* Figure record extracts:
:::::

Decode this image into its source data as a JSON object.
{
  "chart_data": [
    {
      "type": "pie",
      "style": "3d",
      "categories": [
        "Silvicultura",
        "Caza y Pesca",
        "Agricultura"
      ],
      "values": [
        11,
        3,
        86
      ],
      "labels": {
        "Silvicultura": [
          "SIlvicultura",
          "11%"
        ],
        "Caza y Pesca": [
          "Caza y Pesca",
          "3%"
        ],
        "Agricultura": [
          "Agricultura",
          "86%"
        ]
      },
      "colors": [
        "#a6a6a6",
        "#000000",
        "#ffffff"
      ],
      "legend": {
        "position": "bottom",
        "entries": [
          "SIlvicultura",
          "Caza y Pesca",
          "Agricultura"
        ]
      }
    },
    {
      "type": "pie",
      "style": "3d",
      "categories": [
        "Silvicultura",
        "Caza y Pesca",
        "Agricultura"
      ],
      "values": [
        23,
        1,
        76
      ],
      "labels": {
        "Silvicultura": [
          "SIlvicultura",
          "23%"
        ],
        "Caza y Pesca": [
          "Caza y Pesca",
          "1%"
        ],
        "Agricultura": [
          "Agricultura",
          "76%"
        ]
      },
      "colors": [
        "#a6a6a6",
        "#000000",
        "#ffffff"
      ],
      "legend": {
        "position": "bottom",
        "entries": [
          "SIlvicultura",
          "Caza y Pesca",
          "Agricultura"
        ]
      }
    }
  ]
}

:::::

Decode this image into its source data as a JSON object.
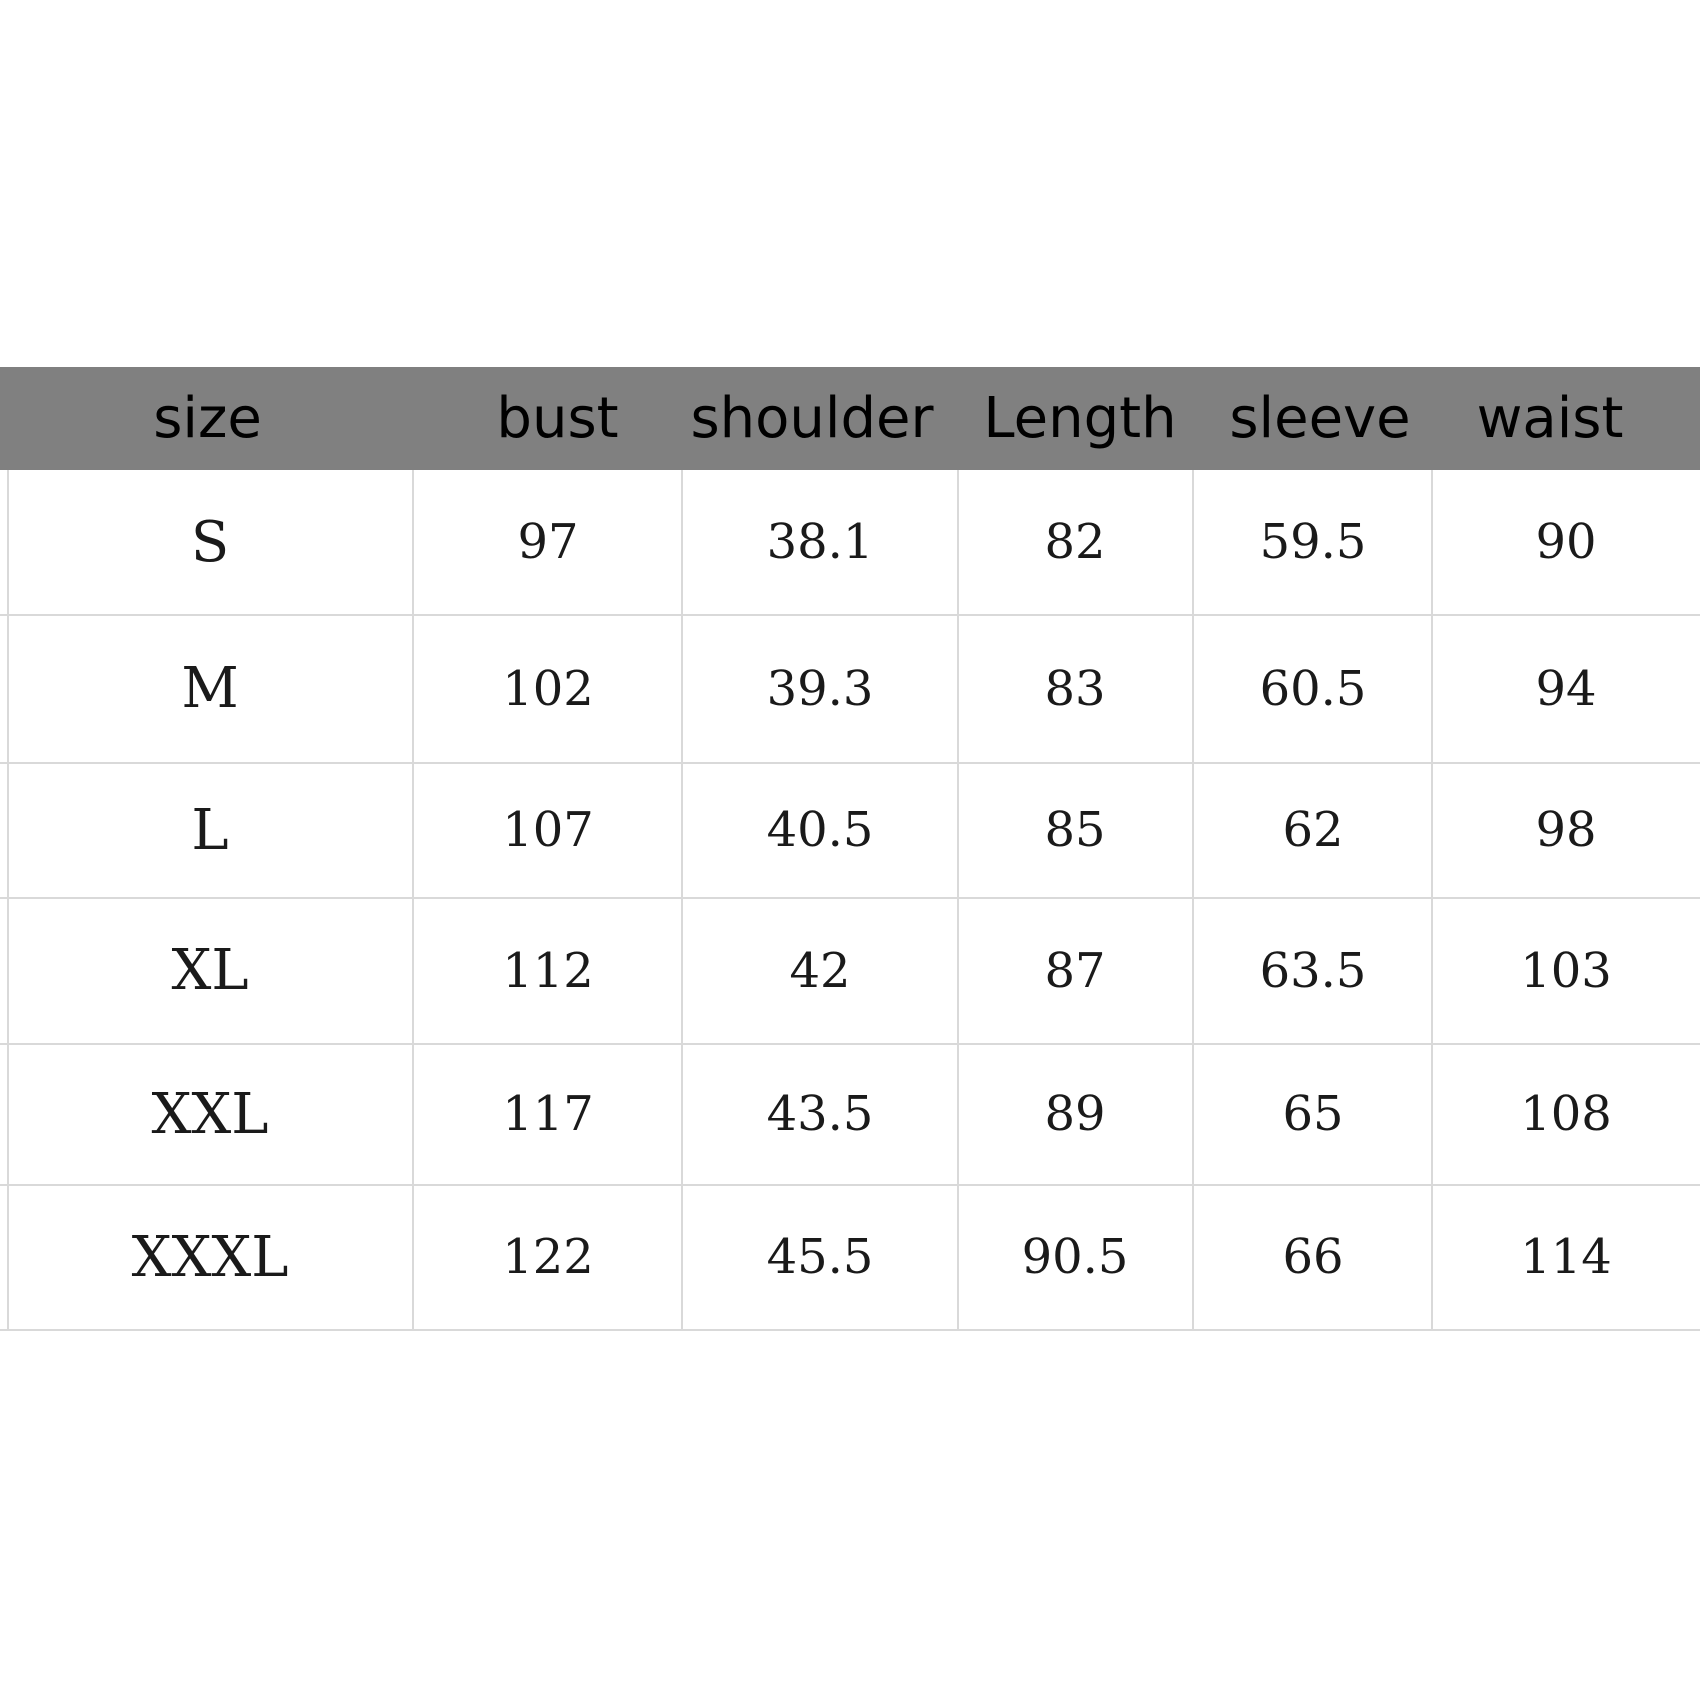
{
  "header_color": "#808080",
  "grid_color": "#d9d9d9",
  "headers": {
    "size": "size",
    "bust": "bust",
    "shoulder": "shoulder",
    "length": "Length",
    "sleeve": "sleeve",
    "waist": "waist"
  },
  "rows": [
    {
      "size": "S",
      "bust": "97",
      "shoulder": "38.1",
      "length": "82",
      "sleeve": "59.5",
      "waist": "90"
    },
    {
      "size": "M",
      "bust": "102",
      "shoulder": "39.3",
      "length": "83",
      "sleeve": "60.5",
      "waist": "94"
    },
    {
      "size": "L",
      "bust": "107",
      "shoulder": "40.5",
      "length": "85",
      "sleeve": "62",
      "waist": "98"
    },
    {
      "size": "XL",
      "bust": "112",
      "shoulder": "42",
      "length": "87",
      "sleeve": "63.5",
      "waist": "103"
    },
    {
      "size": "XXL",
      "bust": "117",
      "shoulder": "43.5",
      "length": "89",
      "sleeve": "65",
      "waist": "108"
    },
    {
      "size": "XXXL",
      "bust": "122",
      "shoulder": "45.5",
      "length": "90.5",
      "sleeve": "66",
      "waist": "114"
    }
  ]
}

:::::

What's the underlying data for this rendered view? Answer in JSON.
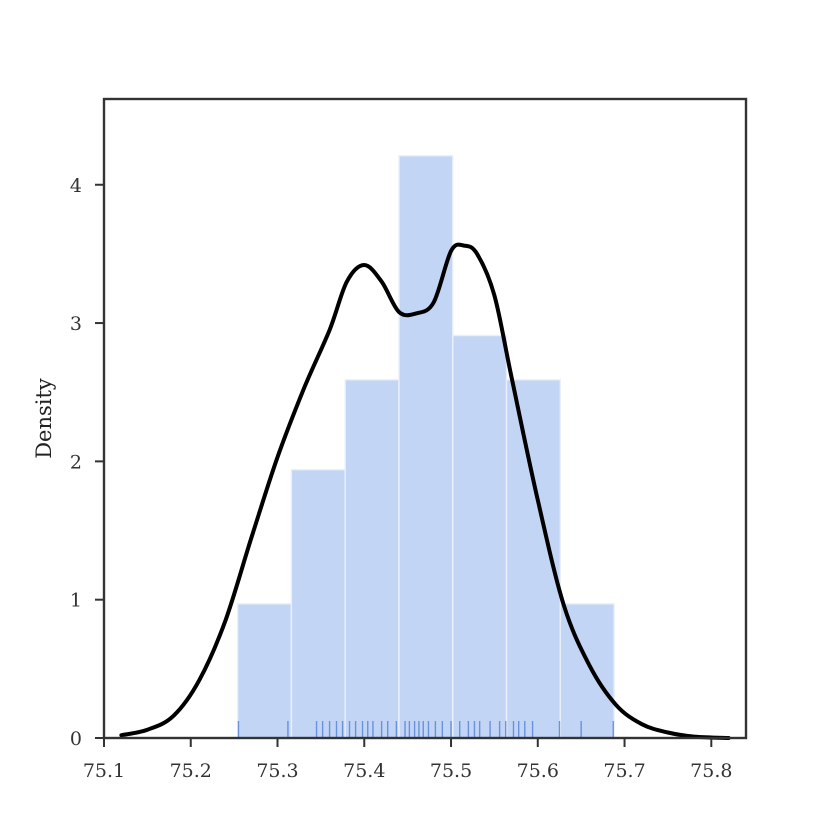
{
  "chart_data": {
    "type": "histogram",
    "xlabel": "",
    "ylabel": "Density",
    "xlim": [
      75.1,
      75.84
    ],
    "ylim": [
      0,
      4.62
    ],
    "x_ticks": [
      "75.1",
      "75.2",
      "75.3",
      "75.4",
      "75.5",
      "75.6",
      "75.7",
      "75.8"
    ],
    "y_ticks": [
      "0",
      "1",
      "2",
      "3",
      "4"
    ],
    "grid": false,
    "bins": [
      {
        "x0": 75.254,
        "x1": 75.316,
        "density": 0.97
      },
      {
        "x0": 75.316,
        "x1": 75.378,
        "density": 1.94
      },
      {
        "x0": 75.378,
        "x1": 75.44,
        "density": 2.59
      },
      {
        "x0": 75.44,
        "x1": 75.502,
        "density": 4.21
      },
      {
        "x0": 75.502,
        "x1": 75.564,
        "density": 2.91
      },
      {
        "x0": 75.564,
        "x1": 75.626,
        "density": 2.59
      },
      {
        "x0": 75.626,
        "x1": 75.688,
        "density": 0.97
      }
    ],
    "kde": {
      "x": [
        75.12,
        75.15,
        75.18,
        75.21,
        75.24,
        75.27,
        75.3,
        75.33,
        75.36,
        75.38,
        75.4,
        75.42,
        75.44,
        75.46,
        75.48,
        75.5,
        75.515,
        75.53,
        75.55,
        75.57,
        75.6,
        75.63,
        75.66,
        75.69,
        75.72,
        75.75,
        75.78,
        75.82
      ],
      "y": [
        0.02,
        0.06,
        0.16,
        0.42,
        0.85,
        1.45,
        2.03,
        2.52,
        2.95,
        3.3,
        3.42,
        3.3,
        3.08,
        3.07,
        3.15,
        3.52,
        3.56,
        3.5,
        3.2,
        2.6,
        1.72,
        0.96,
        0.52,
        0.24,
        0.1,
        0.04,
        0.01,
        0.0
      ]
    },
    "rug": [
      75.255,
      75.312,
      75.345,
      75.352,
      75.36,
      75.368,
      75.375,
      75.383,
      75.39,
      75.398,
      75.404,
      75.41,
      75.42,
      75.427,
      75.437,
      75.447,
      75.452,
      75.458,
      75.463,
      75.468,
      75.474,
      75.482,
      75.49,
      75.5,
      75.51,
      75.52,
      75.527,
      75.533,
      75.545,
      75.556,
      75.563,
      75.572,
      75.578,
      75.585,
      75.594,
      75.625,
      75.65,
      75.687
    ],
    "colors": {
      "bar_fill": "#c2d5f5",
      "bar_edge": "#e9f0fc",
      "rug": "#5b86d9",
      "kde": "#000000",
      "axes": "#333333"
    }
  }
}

:::::

Filter the data for the string "sleeve" and copy every line that has it.

    "sleeve": "sleeve",
      "sleeve": "59.5",
      "sleeve": "60.5",
      "sleeve": "62",
      "sleeve": "63.5",
      "sleeve": "65",
      "sleeve": "66",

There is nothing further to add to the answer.